- **Required work**: Tally how many lines include "phân". The number is the whole answer.

- **Supplied entries**:
========

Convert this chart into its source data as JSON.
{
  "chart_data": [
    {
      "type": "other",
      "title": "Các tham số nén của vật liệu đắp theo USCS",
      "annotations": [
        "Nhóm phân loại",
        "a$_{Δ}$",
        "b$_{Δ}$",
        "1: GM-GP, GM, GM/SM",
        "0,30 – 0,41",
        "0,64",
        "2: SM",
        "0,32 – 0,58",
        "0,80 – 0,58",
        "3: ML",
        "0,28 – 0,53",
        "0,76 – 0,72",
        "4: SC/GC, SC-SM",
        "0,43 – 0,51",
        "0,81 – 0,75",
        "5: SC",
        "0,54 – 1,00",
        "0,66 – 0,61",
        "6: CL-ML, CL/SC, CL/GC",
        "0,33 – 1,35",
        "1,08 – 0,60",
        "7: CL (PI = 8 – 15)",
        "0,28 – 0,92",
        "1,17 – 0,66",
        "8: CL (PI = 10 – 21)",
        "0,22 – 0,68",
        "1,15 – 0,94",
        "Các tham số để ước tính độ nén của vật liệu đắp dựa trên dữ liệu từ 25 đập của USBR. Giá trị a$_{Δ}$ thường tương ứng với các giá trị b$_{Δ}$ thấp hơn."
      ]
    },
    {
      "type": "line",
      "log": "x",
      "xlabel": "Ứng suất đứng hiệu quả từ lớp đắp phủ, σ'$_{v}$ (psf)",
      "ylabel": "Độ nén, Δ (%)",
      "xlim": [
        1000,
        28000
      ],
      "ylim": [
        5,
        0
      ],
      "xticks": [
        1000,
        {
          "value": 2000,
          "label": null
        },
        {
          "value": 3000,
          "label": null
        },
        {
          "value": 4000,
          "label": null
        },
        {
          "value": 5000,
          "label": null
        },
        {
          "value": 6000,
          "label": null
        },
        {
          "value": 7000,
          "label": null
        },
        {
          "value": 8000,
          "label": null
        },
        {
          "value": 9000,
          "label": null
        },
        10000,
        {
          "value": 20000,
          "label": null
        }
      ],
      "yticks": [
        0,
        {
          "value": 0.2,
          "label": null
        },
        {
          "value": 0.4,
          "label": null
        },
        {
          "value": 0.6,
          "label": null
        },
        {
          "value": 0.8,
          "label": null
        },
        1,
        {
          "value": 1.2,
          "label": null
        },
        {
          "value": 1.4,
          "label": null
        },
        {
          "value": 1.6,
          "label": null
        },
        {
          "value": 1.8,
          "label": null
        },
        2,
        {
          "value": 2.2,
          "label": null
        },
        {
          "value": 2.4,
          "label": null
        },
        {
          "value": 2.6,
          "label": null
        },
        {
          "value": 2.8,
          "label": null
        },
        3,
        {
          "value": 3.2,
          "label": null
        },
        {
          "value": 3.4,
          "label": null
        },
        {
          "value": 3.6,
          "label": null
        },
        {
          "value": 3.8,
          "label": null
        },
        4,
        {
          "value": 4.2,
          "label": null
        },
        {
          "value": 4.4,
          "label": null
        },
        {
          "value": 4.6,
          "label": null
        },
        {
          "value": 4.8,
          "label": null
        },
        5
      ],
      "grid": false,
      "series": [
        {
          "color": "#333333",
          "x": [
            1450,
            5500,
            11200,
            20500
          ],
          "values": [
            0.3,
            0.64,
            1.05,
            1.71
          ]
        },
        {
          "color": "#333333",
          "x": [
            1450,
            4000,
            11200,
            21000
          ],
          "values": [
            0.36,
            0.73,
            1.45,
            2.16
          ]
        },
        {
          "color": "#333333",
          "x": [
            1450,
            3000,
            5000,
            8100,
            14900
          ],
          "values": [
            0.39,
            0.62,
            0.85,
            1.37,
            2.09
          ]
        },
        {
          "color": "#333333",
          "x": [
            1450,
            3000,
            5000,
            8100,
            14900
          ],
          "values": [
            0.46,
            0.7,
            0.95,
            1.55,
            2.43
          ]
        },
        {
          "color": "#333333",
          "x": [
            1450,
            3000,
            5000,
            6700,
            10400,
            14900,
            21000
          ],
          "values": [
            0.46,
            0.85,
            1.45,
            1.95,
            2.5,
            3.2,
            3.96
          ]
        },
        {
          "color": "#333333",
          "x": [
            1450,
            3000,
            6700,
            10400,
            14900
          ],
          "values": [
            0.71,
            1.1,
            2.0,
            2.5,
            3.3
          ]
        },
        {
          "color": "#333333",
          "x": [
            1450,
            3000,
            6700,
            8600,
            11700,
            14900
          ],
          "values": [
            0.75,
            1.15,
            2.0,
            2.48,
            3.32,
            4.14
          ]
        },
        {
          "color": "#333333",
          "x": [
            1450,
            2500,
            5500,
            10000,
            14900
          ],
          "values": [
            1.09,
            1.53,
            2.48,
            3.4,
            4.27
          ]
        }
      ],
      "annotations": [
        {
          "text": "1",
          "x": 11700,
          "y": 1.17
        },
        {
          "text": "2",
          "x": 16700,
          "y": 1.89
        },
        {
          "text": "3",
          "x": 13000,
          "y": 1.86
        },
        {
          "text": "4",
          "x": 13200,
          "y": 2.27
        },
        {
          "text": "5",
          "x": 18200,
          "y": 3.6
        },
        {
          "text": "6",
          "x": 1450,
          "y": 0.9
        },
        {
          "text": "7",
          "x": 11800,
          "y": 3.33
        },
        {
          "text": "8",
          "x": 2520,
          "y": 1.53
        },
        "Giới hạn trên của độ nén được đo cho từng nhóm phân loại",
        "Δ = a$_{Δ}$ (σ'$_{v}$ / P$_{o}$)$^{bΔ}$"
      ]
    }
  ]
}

========

- **Solution to this exercise**: 2